_Written task_.
Omit every picture while repeating the entries exactly.

_Material supplied_.

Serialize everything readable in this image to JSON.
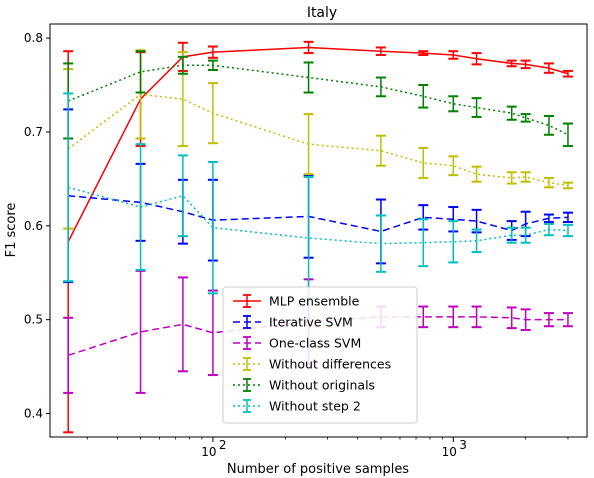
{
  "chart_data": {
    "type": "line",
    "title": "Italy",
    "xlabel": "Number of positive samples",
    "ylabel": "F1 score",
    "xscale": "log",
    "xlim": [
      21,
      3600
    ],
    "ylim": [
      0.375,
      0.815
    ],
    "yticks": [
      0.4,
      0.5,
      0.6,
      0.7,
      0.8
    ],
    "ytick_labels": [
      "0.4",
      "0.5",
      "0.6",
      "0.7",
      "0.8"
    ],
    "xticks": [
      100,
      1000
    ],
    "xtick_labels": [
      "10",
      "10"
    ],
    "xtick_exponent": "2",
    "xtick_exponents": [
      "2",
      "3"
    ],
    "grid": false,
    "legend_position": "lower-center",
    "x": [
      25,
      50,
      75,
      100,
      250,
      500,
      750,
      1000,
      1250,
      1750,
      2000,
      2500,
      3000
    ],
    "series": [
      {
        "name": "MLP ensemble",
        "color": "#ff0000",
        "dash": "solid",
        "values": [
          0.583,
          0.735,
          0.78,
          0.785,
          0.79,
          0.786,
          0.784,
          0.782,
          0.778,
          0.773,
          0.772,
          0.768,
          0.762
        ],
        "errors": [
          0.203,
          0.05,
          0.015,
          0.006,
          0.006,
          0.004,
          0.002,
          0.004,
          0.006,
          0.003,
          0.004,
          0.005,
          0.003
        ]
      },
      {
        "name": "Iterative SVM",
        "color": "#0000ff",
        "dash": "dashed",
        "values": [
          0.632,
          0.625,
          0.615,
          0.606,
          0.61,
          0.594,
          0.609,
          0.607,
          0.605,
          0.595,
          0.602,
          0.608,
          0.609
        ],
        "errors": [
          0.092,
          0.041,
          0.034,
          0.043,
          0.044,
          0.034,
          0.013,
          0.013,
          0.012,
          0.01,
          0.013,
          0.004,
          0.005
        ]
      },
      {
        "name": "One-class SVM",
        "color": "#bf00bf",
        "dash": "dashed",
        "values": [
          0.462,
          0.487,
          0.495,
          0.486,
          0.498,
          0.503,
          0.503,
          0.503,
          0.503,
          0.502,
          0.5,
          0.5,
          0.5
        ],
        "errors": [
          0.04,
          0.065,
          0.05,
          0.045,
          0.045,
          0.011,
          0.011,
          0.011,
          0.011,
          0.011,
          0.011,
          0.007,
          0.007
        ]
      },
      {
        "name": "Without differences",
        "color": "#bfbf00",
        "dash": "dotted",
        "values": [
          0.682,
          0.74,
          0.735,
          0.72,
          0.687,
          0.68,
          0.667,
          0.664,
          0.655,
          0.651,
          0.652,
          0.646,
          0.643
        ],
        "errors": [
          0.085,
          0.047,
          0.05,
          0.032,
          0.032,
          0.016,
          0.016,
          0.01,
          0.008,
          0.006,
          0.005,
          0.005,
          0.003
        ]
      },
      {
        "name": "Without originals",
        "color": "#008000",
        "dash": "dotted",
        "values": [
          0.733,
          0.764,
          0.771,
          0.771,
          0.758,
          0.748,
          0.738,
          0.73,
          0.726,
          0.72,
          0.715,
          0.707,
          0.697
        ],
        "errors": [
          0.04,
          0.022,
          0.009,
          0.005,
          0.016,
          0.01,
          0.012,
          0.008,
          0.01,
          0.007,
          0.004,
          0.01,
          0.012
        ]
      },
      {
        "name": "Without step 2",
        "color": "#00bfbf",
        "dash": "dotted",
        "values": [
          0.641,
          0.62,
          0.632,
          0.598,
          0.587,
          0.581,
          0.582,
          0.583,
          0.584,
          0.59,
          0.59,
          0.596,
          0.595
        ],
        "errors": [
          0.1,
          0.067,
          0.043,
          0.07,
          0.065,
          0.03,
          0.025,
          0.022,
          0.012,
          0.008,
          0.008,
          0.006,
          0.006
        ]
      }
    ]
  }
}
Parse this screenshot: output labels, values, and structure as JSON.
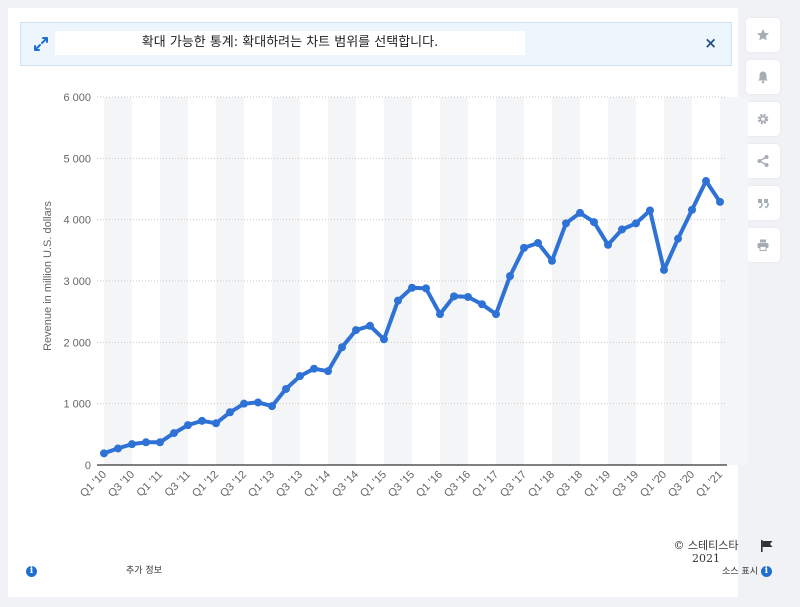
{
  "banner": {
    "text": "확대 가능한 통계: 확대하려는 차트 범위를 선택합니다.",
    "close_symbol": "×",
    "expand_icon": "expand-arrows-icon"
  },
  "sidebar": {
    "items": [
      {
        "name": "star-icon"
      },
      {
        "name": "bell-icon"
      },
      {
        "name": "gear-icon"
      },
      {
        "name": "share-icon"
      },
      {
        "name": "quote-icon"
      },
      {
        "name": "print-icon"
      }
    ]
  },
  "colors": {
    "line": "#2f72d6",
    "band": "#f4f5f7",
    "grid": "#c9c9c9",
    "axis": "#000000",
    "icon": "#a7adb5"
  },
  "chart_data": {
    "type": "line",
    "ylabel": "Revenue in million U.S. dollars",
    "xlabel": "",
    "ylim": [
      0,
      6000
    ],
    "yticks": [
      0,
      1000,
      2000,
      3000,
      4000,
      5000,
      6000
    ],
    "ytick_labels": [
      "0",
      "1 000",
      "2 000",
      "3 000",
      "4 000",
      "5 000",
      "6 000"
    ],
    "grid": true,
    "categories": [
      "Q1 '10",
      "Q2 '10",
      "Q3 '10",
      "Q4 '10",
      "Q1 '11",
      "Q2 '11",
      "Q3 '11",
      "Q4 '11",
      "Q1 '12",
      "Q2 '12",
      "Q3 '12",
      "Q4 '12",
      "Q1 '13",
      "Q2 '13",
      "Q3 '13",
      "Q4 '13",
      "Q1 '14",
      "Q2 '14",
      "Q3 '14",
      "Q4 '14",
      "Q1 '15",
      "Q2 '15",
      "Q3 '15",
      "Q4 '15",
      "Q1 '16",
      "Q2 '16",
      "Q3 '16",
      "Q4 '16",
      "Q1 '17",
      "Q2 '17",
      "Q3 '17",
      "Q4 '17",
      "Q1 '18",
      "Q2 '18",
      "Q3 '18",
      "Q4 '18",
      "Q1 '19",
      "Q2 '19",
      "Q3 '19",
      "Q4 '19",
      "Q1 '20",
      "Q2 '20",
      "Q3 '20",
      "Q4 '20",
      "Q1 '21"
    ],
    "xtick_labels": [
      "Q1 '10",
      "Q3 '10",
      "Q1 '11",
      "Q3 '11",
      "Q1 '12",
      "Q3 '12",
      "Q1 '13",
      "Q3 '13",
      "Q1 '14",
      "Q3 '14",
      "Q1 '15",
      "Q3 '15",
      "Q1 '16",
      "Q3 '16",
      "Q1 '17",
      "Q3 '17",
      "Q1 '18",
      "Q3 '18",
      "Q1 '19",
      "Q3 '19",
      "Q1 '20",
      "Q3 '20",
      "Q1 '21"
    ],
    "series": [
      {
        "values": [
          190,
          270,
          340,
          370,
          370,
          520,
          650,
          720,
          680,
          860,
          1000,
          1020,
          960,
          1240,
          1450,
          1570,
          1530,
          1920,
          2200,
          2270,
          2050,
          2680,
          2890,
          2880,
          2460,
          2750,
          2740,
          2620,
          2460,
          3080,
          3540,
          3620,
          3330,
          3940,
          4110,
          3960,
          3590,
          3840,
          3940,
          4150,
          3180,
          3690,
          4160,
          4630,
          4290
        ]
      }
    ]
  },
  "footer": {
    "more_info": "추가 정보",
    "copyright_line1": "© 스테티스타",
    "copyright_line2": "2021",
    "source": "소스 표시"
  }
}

_In response_.
Serialize everything readable in this image to JSON.
{
  "chart_data": {
    "type": "line",
    "title": "Italy",
    "xlabel": "Number of positive samples",
    "ylabel": "F1 score",
    "xscale": "log",
    "xlim": [
      21,
      3600
    ],
    "ylim": [
      0.375,
      0.815
    ],
    "yticks": [
      0.4,
      0.5,
      0.6,
      0.7,
      0.8
    ],
    "ytick_labels": [
      "0.4",
      "0.5",
      "0.6",
      "0.7",
      "0.8"
    ],
    "xticks": [
      100,
      1000
    ],
    "xtick_labels": [
      "10",
      "10"
    ],
    "xtick_exponent": "2",
    "xtick_exponents": [
      "2",
      "3"
    ],
    "grid": false,
    "legend_position": "lower-center",
    "x": [
      25,
      50,
      75,
      100,
      250,
      500,
      750,
      1000,
      1250,
      1750,
      2000,
      2500,
      3000
    ],
    "series": [
      {
        "name": "MLP ensemble",
        "color": "#ff0000",
        "dash": "solid",
        "values": [
          0.583,
          0.735,
          0.78,
          0.785,
          0.79,
          0.786,
          0.784,
          0.782,
          0.778,
          0.773,
          0.772,
          0.768,
          0.762
        ],
        "errors": [
          0.203,
          0.05,
          0.015,
          0.006,
          0.006,
          0.004,
          0.002,
          0.004,
          0.006,
          0.003,
          0.004,
          0.005,
          0.003
        ]
      },
      {
        "name": "Iterative SVM",
        "color": "#0000ff",
        "dash": "dashed",
        "values": [
          0.632,
          0.625,
          0.615,
          0.606,
          0.61,
          0.594,
          0.609,
          0.607,
          0.605,
          0.595,
          0.602,
          0.608,
          0.609
        ],
        "errors": [
          0.092,
          0.041,
          0.034,
          0.043,
          0.044,
          0.034,
          0.013,
          0.013,
          0.012,
          0.01,
          0.013,
          0.004,
          0.005
        ]
      },
      {
        "name": "One-class SVM",
        "color": "#bf00bf",
        "dash": "dashed",
        "values": [
          0.462,
          0.487,
          0.495,
          0.486,
          0.498,
          0.503,
          0.503,
          0.503,
          0.503,
          0.502,
          0.5,
          0.5,
          0.5
        ],
        "errors": [
          0.04,
          0.065,
          0.05,
          0.045,
          0.045,
          0.011,
          0.011,
          0.011,
          0.011,
          0.011,
          0.011,
          0.007,
          0.007
        ]
      },
      {
        "name": "Without differences",
        "color": "#bfbf00",
        "dash": "dotted",
        "values": [
          0.682,
          0.74,
          0.735,
          0.72,
          0.687,
          0.68,
          0.667,
          0.664,
          0.655,
          0.651,
          0.652,
          0.646,
          0.643
        ],
        "errors": [
          0.085,
          0.047,
          0.05,
          0.032,
          0.032,
          0.016,
          0.016,
          0.01,
          0.008,
          0.006,
          0.005,
          0.005,
          0.003
        ]
      },
      {
        "name": "Without originals",
        "color": "#008000",
        "dash": "dotted",
        "values": [
          0.733,
          0.764,
          0.771,
          0.771,
          0.758,
          0.748,
          0.738,
          0.73,
          0.726,
          0.72,
          0.715,
          0.707,
          0.697
        ],
        "errors": [
          0.04,
          0.022,
          0.009,
          0.005,
          0.016,
          0.01,
          0.012,
          0.008,
          0.01,
          0.007,
          0.004,
          0.01,
          0.012
        ]
      },
      {
        "name": "Without step 2",
        "color": "#00bfbf",
        "dash": "dotted",
        "values": [
          0.641,
          0.62,
          0.632,
          0.598,
          0.587,
          0.581,
          0.582,
          0.583,
          0.584,
          0.59,
          0.59,
          0.596,
          0.595
        ],
        "errors": [
          0.1,
          0.067,
          0.043,
          0.07,
          0.065,
          0.03,
          0.025,
          0.022,
          0.012,
          0.008,
          0.008,
          0.006,
          0.006
        ]
      }
    ]
  }
}
Parse this screenshot: output labels, values, and structure as JSON.
{
  "banner": {
    "text": "확대 가능한 통계: 확대하려는 차트 범위를 선택합니다.",
    "close_symbol": "×",
    "expand_icon": "expand-arrows-icon"
  },
  "sidebar": {
    "items": [
      {
        "name": "star-icon"
      },
      {
        "name": "bell-icon"
      },
      {
        "name": "gear-icon"
      },
      {
        "name": "share-icon"
      },
      {
        "name": "quote-icon"
      },
      {
        "name": "print-icon"
      }
    ]
  },
  "colors": {
    "line": "#2f72d6",
    "band": "#f4f5f7",
    "grid": "#c9c9c9",
    "axis": "#000000",
    "icon": "#a7adb5"
  },
  "chart_data": {
    "type": "line",
    "ylabel": "Revenue in million U.S. dollars",
    "xlabel": "",
    "ylim": [
      0,
      6000
    ],
    "yticks": [
      0,
      1000,
      2000,
      3000,
      4000,
      5000,
      6000
    ],
    "ytick_labels": [
      "0",
      "1 000",
      "2 000",
      "3 000",
      "4 000",
      "5 000",
      "6 000"
    ],
    "grid": true,
    "categories": [
      "Q1 '10",
      "Q2 '10",
      "Q3 '10",
      "Q4 '10",
      "Q1 '11",
      "Q2 '11",
      "Q3 '11",
      "Q4 '11",
      "Q1 '12",
      "Q2 '12",
      "Q3 '12",
      "Q4 '12",
      "Q1 '13",
      "Q2 '13",
      "Q3 '13",
      "Q4 '13",
      "Q1 '14",
      "Q2 '14",
      "Q3 '14",
      "Q4 '14",
      "Q1 '15",
      "Q2 '15",
      "Q3 '15",
      "Q4 '15",
      "Q1 '16",
      "Q2 '16",
      "Q3 '16",
      "Q4 '16",
      "Q1 '17",
      "Q2 '17",
      "Q3 '17",
      "Q4 '17",
      "Q1 '18",
      "Q2 '18",
      "Q3 '18",
      "Q4 '18",
      "Q1 '19",
      "Q2 '19",
      "Q3 '19",
      "Q4 '19",
      "Q1 '20",
      "Q2 '20",
      "Q3 '20",
      "Q4 '20",
      "Q1 '21"
    ],
    "xtick_labels": [
      "Q1 '10",
      "Q3 '10",
      "Q1 '11",
      "Q3 '11",
      "Q1 '12",
      "Q3 '12",
      "Q1 '13",
      "Q3 '13",
      "Q1 '14",
      "Q3 '14",
      "Q1 '15",
      "Q3 '15",
      "Q1 '16",
      "Q3 '16",
      "Q1 '17",
      "Q3 '17",
      "Q1 '18",
      "Q3 '18",
      "Q1 '19",
      "Q3 '19",
      "Q1 '20",
      "Q3 '20",
      "Q1 '21"
    ],
    "series": [
      {
        "values": [
          190,
          270,
          340,
          370,
          370,
          520,
          650,
          720,
          680,
          860,
          1000,
          1020,
          960,
          1240,
          1450,
          1570,
          1530,
          1920,
          2200,
          2270,
          2050,
          2680,
          2890,
          2880,
          2460,
          2750,
          2740,
          2620,
          2460,
          3080,
          3540,
          3620,
          3330,
          3940,
          4110,
          3960,
          3590,
          3840,
          3940,
          4150,
          3180,
          3690,
          4160,
          4630,
          4290
        ]
      }
    ]
  },
  "footer": {
    "more_info": "추가 정보",
    "copyright_line1": "© 스테티스타",
    "copyright_line2": "2021",
    "source": "소스 표시"
  }
}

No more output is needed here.